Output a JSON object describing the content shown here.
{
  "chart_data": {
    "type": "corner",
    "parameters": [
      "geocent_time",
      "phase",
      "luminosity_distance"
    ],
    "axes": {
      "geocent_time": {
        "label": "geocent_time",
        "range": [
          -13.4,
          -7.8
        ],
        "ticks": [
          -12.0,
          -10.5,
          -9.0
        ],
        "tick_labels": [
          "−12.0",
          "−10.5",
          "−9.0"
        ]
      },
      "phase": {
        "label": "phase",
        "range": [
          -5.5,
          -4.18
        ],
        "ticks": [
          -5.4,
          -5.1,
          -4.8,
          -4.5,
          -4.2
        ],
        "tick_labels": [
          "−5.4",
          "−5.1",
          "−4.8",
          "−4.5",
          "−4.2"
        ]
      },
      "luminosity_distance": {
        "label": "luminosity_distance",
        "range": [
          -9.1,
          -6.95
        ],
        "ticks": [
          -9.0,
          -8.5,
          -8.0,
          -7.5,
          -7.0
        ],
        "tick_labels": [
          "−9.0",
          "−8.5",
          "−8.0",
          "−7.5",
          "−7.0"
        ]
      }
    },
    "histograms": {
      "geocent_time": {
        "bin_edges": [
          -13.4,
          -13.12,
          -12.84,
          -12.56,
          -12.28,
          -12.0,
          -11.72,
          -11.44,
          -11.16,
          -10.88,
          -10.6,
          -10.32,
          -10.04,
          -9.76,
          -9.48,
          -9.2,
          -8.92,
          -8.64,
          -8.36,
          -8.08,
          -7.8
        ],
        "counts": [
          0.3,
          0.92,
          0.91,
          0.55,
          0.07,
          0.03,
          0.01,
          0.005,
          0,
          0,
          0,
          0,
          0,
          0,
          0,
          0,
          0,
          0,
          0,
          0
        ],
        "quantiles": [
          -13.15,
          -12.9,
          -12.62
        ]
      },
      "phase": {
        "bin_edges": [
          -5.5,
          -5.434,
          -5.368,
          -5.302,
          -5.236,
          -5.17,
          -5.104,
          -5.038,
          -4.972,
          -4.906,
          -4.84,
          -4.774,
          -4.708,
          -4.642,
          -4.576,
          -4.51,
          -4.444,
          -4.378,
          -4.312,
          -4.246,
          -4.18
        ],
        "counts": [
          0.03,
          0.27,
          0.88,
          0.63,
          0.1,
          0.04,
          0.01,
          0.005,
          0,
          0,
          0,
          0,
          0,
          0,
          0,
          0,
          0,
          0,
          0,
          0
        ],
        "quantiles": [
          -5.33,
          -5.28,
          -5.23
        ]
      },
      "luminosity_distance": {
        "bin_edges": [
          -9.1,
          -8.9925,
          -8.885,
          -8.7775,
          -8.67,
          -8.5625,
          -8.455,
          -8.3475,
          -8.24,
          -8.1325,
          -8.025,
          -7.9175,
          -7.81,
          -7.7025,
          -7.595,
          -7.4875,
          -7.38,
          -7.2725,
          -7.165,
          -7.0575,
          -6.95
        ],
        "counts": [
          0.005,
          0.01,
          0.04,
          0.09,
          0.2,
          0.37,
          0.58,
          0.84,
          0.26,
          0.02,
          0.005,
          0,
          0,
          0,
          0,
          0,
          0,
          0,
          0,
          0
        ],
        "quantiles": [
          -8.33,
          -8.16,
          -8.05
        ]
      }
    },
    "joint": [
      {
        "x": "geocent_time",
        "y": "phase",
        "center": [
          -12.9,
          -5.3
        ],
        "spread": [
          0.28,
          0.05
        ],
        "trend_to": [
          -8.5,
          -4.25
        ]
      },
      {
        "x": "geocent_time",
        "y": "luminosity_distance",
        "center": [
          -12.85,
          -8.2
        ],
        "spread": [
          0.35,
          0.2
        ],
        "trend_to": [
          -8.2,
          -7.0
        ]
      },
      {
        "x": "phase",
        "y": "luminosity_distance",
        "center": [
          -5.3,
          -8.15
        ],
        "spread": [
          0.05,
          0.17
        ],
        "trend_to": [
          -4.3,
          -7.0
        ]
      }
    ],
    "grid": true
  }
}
# # #
# Task description:
Copy every record above exactly as it appears.

# Correct output:
Output a JSON object describing the content shown here.
{
  "chart_data": {
    "type": "corner",
    "parameters": [
      "geocent_time",
      "phase",
      "luminosity_distance"
    ],
    "axes": {
      "geocent_time": {
        "label": "geocent_time",
        "range": [
          -13.4,
          -7.8
        ],
        "ticks": [
          -12.0,
          -10.5,
          -9.0
        ],
        "tick_labels": [
          "−12.0",
          "−10.5",
          "−9.0"
        ]
      },
      "phase": {
        "label": "phase",
        "range": [
          -5.5,
          -4.18
        ],
        "ticks": [
          -5.4,
          -5.1,
          -4.8,
          -4.5,
          -4.2
        ],
        "tick_labels": [
          "−5.4",
          "−5.1",
          "−4.8",
          "−4.5",
          "−4.2"
        ]
      },
      "luminosity_distance": {
        "label": "luminosity_distance",
        "range": [
          -9.1,
          -6.95
        ],
        "ticks": [
          -9.0,
          -8.5,
          -8.0,
          -7.5,
          -7.0
        ],
        "tick_labels": [
          "−9.0",
          "−8.5",
          "−8.0",
          "−7.5",
          "−7.0"
        ]
      }
    },
    "histograms": {
      "geocent_time": {
        "bin_edges": [
          -13.4,
          -13.12,
          -12.84,
          -12.56,
          -12.28,
          -12.0,
          -11.72,
          -11.44,
          -11.16,
          -10.88,
          -10.6,
          -10.32,
          -10.04,
          -9.76,
          -9.48,
          -9.2,
          -8.92,
          -8.64,
          -8.36,
          -8.08,
          -7.8
        ],
        "counts": [
          0.3,
          0.92,
          0.91,
          0.55,
          0.07,
          0.03,
          0.01,
          0.005,
          0,
          0,
          0,
          0,
          0,
          0,
          0,
          0,
          0,
          0,
          0,
          0
        ],
        "quantiles": [
          -13.15,
          -12.9,
          -12.62
        ]
      },
      "phase": {
        "bin_edges": [
          -5.5,
          -5.434,
          -5.368,
          -5.302,
          -5.236,
          -5.17,
          -5.104,
          -5.038,
          -4.972,
          -4.906,
          -4.84,
          -4.774,
          -4.708,
          -4.642,
          -4.576,
          -4.51,
          -4.444,
          -4.378,
          -4.312,
          -4.246,
          -4.18
        ],
        "counts": [
          0.03,
          0.27,
          0.88,
          0.63,
          0.1,
          0.04,
          0.01,
          0.005,
          0,
          0,
          0,
          0,
          0,
          0,
          0,
          0,
          0,
          0,
          0,
          0
        ],
        "quantiles": [
          -5.33,
          -5.28,
          -5.23
        ]
      },
      "luminosity_distance": {
        "bin_edges": [
          -9.1,
          -8.9925,
          -8.885,
          -8.7775,
          -8.67,
          -8.5625,
          -8.455,
          -8.3475,
          -8.24,
          -8.1325,
          -8.025,
          -7.9175,
          -7.81,
          -7.7025,
          -7.595,
          -7.4875,
          -7.38,
          -7.2725,
          -7.165,
          -7.0575,
          -6.95
        ],
        "counts": [
          0.005,
          0.01,
          0.04,
          0.09,
          0.2,
          0.37,
          0.58,
          0.84,
          0.26,
          0.02,
          0.005,
          0,
          0,
          0,
          0,
          0,
          0,
          0,
          0,
          0
        ],
        "quantiles": [
          -8.33,
          -8.16,
          -8.05
        ]
      }
    },
    "joint": [
      {
        "x": "geocent_time",
        "y": "phase",
        "center": [
          -12.9,
          -5.3
        ],
        "spread": [
          0.28,
          0.05
        ],
        "trend_to": [
          -8.5,
          -4.25
        ]
      },
      {
        "x": "geocent_time",
        "y": "luminosity_distance",
        "center": [
          -12.85,
          -8.2
        ],
        "spread": [
          0.35,
          0.2
        ],
        "trend_to": [
          -8.2,
          -7.0
        ]
      },
      {
        "x": "phase",
        "y": "luminosity_distance",
        "center": [
          -5.3,
          -8.15
        ],
        "spread": [
          0.05,
          0.17
        ],
        "trend_to": [
          -4.3,
          -7.0
        ]
      }
    ],
    "grid": true
  }
}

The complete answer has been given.